— start RECORDS TO PROCESS —

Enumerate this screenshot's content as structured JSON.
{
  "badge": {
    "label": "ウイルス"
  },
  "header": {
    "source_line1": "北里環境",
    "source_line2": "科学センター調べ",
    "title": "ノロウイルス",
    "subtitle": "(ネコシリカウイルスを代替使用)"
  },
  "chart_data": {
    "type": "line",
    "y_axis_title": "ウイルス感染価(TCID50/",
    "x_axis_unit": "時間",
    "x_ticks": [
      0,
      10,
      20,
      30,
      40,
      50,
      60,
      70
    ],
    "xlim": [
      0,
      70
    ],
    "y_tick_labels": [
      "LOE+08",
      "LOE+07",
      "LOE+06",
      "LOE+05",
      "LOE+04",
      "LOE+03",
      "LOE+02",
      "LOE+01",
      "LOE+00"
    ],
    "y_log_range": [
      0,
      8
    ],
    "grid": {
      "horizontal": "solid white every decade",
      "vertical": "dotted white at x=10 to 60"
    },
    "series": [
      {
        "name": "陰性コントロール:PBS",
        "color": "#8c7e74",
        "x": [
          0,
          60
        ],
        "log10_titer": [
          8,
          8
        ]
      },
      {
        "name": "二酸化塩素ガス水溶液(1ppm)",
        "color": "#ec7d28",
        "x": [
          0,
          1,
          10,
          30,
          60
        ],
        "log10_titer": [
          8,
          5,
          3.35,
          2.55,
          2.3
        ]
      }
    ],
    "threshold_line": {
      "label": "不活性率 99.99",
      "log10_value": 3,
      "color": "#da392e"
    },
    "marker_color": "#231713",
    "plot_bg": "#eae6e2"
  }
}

— end RECORDS TO PROCESS —

**WHAT NEEDS TO BE DONE:** From the data above, copy each line where the string "white" appears.

**EXERCISE RESPONSE:**
      "horizontal": "solid white every decade",
      "vertical": "dotted white at x=10 to 60"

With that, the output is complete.